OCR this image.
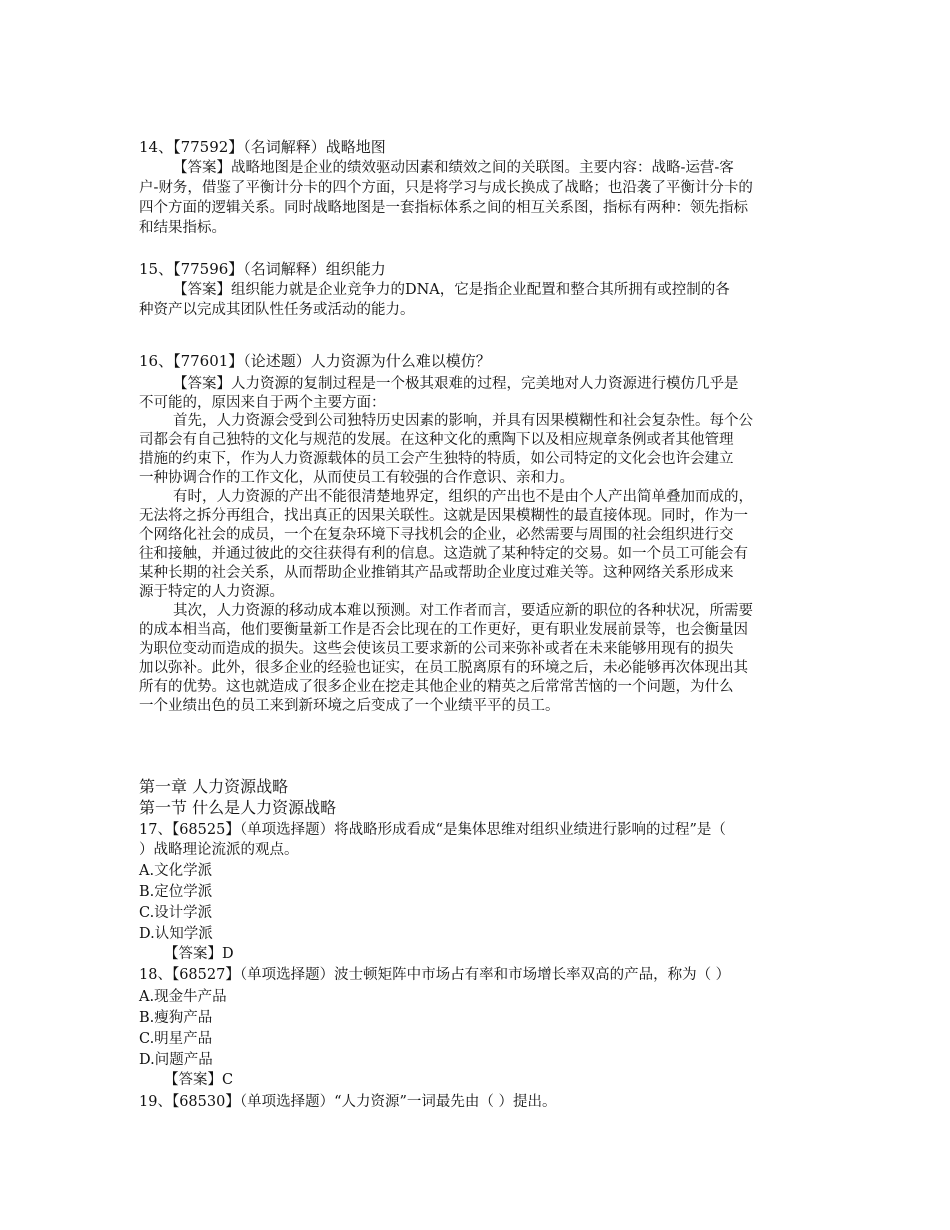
14、【77592】（名词解释）战略地图
【答案】战略地图是企业的绩效驱动因素和绩效之间的关联图。主要内容：战略-运营-客
户-财务，借鉴了平衡计分卡的四个方面，只是将学习与成长换成了战略；也沿袭了平衡计分卡的
四个方面的逻辑关系。同时战略地图是一套指标体系之间的相互关系图，指标有两种：领先指标
和结果指标。
15、【77596】（名词解释）组织能力
【答案】组织能力就是企业竞争力的DNA，它是指企业配置和整合其所拥有或控制的各
种资产以完成其团队性任务或活动的能力。
16、【77601】（论述题）人力资源为什么难以模仿？
【答案】人力资源的复制过程是一个极其艰难的过程，完美地对人力资源进行模仿几乎是
不可能的，原因来自于两个主要方面：
首先，人力资源会受到公司独特历史因素的影响，并具有因果模糊性和社会复杂性。每个公
司都会有自己独特的文化与规范的发展。在这种文化的熏陶下以及相应规章条例或者其他管理
措施的约束下，作为人力资源载体的员工会产生独特的特质，如公司特定的文化会也许会建立
一种协调合作的工作文化，从而使员工有较强的合作意识、亲和力。
有时，人力资源的产出不能很清楚地界定，组织的产出也不是由个人产出简单叠加而成的，
无法将之拆分再组合，找出真正的因果关联性。这就是因果模糊性的最直接体现。同时，作为一
个网络化社会的成员，一个在复杂环境下寻找机会的企业，必然需要与周围的社会组织进行交
往和接触，并通过彼此的交往获得有利的信息。这造就了某种特定的交易。如一个员工可能会有
某种长期的社会关系，从而帮助企业推销其产品或帮助企业度过难关等。这种网络关系形成来
源于特定的人力资源。
其次，人力资源的移动成本难以预测。对工作者而言，要适应新的职位的各种状况，所需要
的成本相当高，他们要衡量新工作是否会比现在的工作更好，更有职业发展前景等，也会衡量因
为职位变动而造成的损失。这些会使该员工要求新的公司来弥补或者在未来能够用现有的损失
加以弥补。此外，很多企业的经验也证实，在员工脱离原有的环境之后，未必能够再次体现出其
所有的优势。这也就造成了很多企业在挖走其他企业的精英之后常常苦恼的一个问题，为什么
一个业绩出色的员工来到新环境之后变成了一个业绩平平的员工。
第一章 人力资源战略
第一节 什么是人力资源战略
17、【68525】（单项选择题）将战略形成看成“是集体思维对组织业绩进行影响的过程”是（
）战略理论流派的观点。
A.文化学派
B.定位学派
C.设计学派
D.认知学派
【答案】D
18、【68527】（单项选择题）波士顿矩阵中市场占有率和市场增长率双高的产品，称为（ ）
A.现金牛产品
B.瘦狗产品
C.明星产品
D.问题产品
【答案】C
19、【68530】（单项选择题）“人力资源”一词最先由（ ）提出。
========================
- _PROMPT_
Repeat the data in full and exactly. Omit pictures.

- _FINAL ANSWER_
OCR this image.
14、【77592】（名词解释）战略地图
【答案】战略地图是企业的绩效驱动因素和绩效之间的关联图。主要内容：战略-运营-客
户-财务，借鉴了平衡计分卡的四个方面，只是将学习与成长换成了战略；也沿袭了平衡计分卡的
四个方面的逻辑关系。同时战略地图是一套指标体系之间的相互关系图，指标有两种：领先指标
和结果指标。
15、【77596】（名词解释）组织能力
【答案】组织能力就是企业竞争力的DNA，它是指企业配置和整合其所拥有或控制的各
种资产以完成其团队性任务或活动的能力。
16、【77601】（论述题）人力资源为什么难以模仿？
【答案】人力资源的复制过程是一个极其艰难的过程，完美地对人力资源进行模仿几乎是
不可能的，原因来自于两个主要方面：
首先，人力资源会受到公司独特历史因素的影响，并具有因果模糊性和社会复杂性。每个公
司都会有自己独特的文化与规范的发展。在这种文化的熏陶下以及相应规章条例或者其他管理
措施的约束下，作为人力资源载体的员工会产生独特的特质，如公司特定的文化会也许会建立
一种协调合作的工作文化，从而使员工有较强的合作意识、亲和力。
有时，人力资源的产出不能很清楚地界定，组织的产出也不是由个人产出简单叠加而成的，
无法将之拆分再组合，找出真正的因果关联性。这就是因果模糊性的最直接体现。同时，作为一
个网络化社会的成员，一个在复杂环境下寻找机会的企业，必然需要与周围的社会组织进行交
往和接触，并通过彼此的交往获得有利的信息。这造就了某种特定的交易。如一个员工可能会有
某种长期的社会关系，从而帮助企业推销其产品或帮助企业度过难关等。这种网络关系形成来
源于特定的人力资源。
其次，人力资源的移动成本难以预测。对工作者而言，要适应新的职位的各种状况，所需要
的成本相当高，他们要衡量新工作是否会比现在的工作更好，更有职业发展前景等，也会衡量因
为职位变动而造成的损失。这些会使该员工要求新的公司来弥补或者在未来能够用现有的损失
加以弥补。此外，很多企业的经验也证实，在员工脱离原有的环境之后，未必能够再次体现出其
所有的优势。这也就造成了很多企业在挖走其他企业的精英之后常常苦恼的一个问题，为什么
一个业绩出色的员工来到新环境之后变成了一个业绩平平的员工。
第一章 人力资源战略
第一节 什么是人力资源战略
17、【68525】（单项选择题）将战略形成看成“是集体思维对组织业绩进行影响的过程”是（
）战略理论流派的观点。
A.文化学派
B.定位学派
C.设计学派
D.认知学派
【答案】D
18、【68527】（单项选择题）波士顿矩阵中市场占有率和市场增长率双高的产品，称为（ ）
A.现金牛产品
B.瘦狗产品
C.明星产品
D.问题产品
【答案】C
19、【68530】（单项选择题）“人力资源”一词最先由（ ）提出。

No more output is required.